• Exercise details
Reproduce all lines of the listing below in which the word "address" occurs.

• Records for the task

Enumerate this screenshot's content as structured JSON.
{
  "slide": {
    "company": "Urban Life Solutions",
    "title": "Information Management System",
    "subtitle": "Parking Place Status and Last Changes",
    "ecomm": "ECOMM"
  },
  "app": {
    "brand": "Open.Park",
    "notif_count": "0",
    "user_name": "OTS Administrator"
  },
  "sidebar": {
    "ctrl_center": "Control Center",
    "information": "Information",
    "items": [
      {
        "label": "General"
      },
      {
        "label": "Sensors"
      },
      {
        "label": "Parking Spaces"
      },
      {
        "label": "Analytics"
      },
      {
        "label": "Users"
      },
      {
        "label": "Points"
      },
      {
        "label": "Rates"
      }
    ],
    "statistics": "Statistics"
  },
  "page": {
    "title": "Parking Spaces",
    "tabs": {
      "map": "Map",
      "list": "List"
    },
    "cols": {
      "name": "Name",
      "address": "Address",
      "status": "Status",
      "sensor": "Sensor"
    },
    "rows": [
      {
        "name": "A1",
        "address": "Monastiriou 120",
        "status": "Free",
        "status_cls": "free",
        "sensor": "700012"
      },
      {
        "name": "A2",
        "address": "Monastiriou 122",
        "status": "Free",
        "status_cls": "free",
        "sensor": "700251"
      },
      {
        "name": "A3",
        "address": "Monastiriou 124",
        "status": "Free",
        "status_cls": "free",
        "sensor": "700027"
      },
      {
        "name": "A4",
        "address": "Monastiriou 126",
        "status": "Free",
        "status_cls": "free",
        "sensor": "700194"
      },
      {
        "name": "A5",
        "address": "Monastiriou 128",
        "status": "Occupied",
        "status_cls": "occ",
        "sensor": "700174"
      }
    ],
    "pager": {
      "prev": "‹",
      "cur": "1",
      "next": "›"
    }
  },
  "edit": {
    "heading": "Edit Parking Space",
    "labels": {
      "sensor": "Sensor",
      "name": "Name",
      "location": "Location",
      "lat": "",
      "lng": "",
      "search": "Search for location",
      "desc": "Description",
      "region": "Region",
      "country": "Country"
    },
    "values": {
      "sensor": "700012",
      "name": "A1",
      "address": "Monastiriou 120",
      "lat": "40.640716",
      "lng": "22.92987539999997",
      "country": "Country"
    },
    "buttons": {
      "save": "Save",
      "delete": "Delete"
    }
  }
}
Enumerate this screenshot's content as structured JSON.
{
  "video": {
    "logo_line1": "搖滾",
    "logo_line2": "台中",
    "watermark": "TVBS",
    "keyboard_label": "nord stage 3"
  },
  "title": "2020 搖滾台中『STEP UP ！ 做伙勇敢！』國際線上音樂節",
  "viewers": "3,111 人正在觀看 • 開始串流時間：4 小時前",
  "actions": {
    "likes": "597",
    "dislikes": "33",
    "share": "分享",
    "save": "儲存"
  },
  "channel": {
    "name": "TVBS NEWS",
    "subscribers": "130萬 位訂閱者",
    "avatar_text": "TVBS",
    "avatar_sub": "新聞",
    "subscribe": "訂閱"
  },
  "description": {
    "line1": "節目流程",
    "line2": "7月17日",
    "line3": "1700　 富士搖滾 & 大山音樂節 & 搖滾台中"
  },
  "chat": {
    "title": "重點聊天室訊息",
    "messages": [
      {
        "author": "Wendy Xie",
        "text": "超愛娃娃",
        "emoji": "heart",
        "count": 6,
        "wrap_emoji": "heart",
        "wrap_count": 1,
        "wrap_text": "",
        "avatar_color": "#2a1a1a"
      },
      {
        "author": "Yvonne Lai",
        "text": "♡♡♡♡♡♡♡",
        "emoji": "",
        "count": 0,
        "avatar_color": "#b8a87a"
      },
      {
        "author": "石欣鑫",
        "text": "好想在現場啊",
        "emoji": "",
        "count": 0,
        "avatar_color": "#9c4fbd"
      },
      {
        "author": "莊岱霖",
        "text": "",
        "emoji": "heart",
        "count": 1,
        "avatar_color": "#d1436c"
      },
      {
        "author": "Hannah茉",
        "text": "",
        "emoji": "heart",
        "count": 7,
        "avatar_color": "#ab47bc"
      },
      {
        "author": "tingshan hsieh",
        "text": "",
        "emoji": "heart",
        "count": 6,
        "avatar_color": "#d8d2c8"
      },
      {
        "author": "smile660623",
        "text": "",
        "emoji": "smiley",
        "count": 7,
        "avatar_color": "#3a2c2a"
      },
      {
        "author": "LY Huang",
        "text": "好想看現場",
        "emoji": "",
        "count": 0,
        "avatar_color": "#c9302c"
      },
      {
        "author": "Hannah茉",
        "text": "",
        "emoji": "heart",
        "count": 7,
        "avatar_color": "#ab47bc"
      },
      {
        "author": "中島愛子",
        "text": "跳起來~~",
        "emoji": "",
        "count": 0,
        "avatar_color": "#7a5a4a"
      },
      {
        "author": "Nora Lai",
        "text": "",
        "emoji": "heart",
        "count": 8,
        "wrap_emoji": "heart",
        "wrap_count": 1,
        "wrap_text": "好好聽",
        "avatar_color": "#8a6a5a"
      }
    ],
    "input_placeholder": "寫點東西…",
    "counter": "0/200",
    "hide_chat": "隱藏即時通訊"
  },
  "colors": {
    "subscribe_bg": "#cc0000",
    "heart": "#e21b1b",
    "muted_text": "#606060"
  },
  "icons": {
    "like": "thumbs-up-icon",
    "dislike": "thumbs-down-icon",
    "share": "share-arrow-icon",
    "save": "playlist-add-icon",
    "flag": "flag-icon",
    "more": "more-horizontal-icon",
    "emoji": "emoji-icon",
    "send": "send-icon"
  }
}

• Complete response
      "address": "Address",
        "address": "Monastiriou 120",
        "address": "Monastiriou 122",
        "address": "Monastiriou 124",
        "address": "Monastiriou 126",
        "address": "Monastiriou 128",
      "address": "Monastiriou 120",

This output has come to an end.